▸ PROVIDED INFORMATION:
----

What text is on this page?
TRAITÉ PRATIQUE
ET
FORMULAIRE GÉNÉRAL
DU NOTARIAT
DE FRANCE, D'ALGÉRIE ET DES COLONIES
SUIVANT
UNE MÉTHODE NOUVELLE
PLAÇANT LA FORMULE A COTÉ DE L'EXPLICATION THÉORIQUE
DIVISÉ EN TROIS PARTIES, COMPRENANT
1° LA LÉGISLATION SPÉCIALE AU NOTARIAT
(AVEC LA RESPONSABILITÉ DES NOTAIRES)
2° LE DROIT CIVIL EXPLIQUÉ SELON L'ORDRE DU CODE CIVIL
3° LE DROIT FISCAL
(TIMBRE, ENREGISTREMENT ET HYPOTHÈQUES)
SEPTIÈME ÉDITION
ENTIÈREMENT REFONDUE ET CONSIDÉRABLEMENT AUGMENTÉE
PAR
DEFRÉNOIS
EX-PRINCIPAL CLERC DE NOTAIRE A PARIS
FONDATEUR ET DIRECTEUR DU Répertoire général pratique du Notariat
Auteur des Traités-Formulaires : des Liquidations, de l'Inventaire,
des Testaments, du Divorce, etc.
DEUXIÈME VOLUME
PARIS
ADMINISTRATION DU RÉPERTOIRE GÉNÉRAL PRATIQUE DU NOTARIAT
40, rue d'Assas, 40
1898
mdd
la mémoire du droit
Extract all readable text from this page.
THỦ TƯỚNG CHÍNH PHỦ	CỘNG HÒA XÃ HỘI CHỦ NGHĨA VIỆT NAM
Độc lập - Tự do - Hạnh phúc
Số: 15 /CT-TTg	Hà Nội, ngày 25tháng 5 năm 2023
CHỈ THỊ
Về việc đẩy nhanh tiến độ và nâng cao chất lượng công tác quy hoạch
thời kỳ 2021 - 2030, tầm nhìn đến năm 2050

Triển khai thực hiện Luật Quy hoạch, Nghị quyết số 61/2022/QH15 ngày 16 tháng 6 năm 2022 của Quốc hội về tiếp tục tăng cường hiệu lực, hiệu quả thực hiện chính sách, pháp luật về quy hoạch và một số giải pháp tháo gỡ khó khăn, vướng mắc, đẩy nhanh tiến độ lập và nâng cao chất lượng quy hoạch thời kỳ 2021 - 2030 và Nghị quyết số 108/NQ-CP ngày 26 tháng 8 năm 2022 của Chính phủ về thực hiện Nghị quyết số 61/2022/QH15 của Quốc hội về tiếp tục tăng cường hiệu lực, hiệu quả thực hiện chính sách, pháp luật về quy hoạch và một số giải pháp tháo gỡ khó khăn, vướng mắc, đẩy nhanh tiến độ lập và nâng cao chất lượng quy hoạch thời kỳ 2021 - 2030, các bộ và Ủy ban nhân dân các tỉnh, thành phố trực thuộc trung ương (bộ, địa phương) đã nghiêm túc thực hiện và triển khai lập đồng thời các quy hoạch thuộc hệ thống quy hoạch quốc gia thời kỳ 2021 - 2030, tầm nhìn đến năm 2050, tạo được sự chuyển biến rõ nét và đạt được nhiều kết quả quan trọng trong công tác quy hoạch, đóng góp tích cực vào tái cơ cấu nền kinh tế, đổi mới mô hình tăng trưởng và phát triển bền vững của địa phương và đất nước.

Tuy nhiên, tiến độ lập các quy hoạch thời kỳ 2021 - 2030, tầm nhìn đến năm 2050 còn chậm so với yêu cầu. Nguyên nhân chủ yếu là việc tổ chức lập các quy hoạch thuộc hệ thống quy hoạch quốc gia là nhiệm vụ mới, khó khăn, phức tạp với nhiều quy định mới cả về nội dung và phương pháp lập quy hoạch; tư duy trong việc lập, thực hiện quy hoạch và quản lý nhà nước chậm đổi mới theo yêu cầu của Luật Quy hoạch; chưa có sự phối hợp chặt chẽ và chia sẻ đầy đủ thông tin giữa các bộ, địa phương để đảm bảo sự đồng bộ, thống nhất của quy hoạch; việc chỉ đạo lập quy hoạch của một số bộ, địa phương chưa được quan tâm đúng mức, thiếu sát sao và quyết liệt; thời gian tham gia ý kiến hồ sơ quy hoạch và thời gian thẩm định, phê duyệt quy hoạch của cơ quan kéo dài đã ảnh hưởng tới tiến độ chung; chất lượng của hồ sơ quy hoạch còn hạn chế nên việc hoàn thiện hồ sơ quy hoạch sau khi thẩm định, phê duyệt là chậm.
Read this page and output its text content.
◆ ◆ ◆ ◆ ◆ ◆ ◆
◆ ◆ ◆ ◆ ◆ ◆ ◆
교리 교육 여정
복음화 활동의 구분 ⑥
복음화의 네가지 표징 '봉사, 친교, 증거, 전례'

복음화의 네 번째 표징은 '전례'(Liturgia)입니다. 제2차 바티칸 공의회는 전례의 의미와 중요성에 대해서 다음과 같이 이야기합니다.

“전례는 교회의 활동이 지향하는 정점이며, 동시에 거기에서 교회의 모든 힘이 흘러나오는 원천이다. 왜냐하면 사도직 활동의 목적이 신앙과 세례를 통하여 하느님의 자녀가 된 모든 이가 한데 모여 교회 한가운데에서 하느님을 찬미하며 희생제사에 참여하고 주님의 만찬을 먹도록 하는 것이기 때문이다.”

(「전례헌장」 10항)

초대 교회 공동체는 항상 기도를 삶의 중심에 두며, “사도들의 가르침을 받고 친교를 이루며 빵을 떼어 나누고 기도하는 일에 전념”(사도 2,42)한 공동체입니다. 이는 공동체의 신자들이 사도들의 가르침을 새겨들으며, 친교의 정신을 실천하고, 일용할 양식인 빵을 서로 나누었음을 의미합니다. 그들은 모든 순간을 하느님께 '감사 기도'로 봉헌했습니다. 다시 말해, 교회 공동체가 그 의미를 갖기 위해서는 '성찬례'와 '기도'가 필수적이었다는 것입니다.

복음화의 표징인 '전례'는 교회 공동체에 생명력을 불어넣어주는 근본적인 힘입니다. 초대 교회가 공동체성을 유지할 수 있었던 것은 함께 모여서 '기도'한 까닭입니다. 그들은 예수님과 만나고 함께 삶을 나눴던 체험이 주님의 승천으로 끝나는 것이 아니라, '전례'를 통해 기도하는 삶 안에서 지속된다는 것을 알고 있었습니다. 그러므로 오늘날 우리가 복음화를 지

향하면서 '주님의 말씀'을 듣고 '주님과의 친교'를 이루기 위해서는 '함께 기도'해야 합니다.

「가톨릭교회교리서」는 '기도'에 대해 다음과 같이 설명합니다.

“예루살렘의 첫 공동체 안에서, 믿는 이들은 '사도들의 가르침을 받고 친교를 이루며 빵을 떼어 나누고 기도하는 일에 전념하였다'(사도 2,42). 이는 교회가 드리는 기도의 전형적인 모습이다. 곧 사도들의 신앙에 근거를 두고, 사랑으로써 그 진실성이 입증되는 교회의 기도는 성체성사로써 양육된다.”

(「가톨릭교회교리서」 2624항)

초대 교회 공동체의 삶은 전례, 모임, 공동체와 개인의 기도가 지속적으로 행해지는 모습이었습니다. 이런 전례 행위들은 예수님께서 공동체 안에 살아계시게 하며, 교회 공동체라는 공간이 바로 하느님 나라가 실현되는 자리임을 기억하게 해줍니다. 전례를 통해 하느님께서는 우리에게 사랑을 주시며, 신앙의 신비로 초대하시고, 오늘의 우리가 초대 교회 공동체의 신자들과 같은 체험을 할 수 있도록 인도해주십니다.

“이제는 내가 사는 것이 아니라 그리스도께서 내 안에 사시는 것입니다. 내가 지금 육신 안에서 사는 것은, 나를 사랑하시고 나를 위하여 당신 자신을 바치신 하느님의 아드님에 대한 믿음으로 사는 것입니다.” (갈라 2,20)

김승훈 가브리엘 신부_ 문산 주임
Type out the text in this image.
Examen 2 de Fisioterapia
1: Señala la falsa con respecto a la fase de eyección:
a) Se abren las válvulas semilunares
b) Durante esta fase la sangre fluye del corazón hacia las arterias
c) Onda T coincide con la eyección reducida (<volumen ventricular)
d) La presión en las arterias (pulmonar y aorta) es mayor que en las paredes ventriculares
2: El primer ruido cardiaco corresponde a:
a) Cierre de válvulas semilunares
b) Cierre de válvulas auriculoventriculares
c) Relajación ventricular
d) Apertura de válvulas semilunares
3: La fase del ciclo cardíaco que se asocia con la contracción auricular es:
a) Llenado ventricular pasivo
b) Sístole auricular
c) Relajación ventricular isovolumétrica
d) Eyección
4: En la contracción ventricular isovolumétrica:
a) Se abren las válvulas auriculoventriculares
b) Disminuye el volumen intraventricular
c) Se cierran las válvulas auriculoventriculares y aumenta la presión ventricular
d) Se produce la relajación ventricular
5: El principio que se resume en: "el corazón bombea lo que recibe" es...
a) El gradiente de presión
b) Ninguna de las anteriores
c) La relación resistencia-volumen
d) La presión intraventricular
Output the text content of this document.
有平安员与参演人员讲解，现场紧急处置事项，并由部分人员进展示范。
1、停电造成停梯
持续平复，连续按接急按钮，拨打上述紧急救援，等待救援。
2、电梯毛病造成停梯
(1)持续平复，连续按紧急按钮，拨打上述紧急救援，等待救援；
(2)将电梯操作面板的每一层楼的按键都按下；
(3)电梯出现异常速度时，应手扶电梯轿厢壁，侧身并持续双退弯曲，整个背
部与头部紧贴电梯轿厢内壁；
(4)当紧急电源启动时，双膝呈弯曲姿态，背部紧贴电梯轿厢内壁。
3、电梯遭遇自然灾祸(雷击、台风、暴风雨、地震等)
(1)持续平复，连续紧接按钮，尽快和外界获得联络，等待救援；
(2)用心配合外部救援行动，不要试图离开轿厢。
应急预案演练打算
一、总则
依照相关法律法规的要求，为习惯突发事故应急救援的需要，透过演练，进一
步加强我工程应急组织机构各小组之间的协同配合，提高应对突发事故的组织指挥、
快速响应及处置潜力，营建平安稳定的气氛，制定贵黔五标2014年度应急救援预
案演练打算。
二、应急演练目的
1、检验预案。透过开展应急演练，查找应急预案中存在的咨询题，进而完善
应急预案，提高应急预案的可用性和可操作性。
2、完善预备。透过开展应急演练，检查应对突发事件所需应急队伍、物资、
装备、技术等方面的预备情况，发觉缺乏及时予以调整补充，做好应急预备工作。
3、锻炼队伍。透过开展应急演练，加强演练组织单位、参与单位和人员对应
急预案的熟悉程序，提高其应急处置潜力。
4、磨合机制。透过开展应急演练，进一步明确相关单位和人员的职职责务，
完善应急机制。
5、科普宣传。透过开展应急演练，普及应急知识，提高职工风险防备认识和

----

▸ YOUR OBJECTIVE:
Scan the lines for the string "PARIS". Copy out each line that matches.

▸ THE SOLUTION:
EX-PRINCIPAL CLERC DE NOTAIRE A PARIS
PARIS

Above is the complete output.